▶ **What is expected**
Output every entry exactly as given.

─── Data section ───

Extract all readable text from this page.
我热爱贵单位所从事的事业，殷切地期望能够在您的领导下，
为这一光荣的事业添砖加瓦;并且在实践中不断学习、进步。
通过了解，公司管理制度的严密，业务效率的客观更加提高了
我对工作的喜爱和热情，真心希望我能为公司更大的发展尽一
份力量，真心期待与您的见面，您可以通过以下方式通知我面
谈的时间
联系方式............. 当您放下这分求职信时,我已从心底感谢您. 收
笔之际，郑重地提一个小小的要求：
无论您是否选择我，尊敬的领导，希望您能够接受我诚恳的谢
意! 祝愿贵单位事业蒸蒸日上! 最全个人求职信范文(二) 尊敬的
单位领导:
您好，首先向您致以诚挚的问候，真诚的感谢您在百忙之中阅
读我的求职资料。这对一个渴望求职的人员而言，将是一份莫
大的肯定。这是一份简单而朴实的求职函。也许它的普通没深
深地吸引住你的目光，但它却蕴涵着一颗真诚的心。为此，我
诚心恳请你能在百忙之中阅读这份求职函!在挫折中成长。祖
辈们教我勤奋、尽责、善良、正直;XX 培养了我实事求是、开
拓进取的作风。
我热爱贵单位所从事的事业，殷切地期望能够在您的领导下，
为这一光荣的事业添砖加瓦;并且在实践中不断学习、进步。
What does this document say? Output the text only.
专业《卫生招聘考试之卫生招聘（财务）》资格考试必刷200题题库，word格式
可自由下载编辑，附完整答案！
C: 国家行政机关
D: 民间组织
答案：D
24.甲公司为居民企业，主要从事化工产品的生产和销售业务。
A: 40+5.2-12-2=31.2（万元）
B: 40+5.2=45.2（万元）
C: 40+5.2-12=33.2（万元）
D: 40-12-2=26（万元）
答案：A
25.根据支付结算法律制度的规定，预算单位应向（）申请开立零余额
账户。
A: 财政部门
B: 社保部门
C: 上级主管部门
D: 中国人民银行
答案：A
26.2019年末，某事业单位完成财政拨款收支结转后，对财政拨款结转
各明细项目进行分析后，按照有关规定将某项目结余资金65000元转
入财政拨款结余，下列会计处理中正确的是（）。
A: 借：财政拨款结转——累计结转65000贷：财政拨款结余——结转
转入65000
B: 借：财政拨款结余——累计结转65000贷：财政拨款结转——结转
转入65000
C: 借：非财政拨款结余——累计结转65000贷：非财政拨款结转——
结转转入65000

───

▶ **Written reply**
Extract all readable text from this page.
我热爱贵单位所从事的事业，殷切地期望能够在您的领导下，
为这一光荣的事业添砖加瓦;并且在实践中不断学习、进步。
通过了解，公司管理制度的严密，业务效率的客观更加提高了
我对工作的喜爱和热情，真心希望我能为公司更大的发展尽一
份力量，真心期待与您的见面，您可以通过以下方式通知我面
谈的时间
联系方式............. 当您放下这分求职信时,我已从心底感谢您. 收
笔之际，郑重地提一个小小的要求：
无论您是否选择我，尊敬的领导，希望您能够接受我诚恳的谢
意! 祝愿贵单位事业蒸蒸日上! 最全个人求职信范文(二) 尊敬的
单位领导:
您好，首先向您致以诚挚的问候，真诚的感谢您在百忙之中阅
读我的求职资料。这对一个渴望求职的人员而言，将是一份莫
大的肯定。这是一份简单而朴实的求职函。也许它的普通没深
深地吸引住你的目光，但它却蕴涵着一颗真诚的心。为此，我
诚心恳请你能在百忙之中阅读这份求职函!在挫折中成长。祖
辈们教我勤奋、尽责、善良、正直;XX 培养了我实事求是、开
拓进取的作风。
我热爱贵单位所从事的事业，殷切地期望能够在您的领导下，
为这一光荣的事业添砖加瓦;并且在实践中不断学习、进步。
What does this document say? Output the text only.
专业《卫生招聘考试之卫生招聘（财务）》资格考试必刷200题题库，word格式
可自由下载编辑，附完整答案！
C: 国家行政机关
D: 民间组织
答案：D
24.甲公司为居民企业，主要从事化工产品的生产和销售业务。
A: 40+5.2-12-2=31.2（万元）
B: 40+5.2=45.2（万元）
C: 40+5.2-12=33.2（万元）
D: 40-12-2=26（万元）
答案：A
25.根据支付结算法律制度的规定，预算单位应向（）申请开立零余额
账户。
A: 财政部门
B: 社保部门
C: 上级主管部门
D: 中国人民银行
答案：A
26.2019年末，某事业单位完成财政拨款收支结转后，对财政拨款结转
各明细项目进行分析后，按照有关规定将某项目结余资金65000元转
入财政拨款结余，下列会计处理中正确的是（）。
A: 借：财政拨款结转——累计结转65000贷：财政拨款结余——结转
转入65000
B: 借：财政拨款结余——累计结转65000贷：财政拨款结转——结转
转入65000
C: 借：非财政拨款结余——累计结转65000贷：非财政拨款结转——
结转转入65000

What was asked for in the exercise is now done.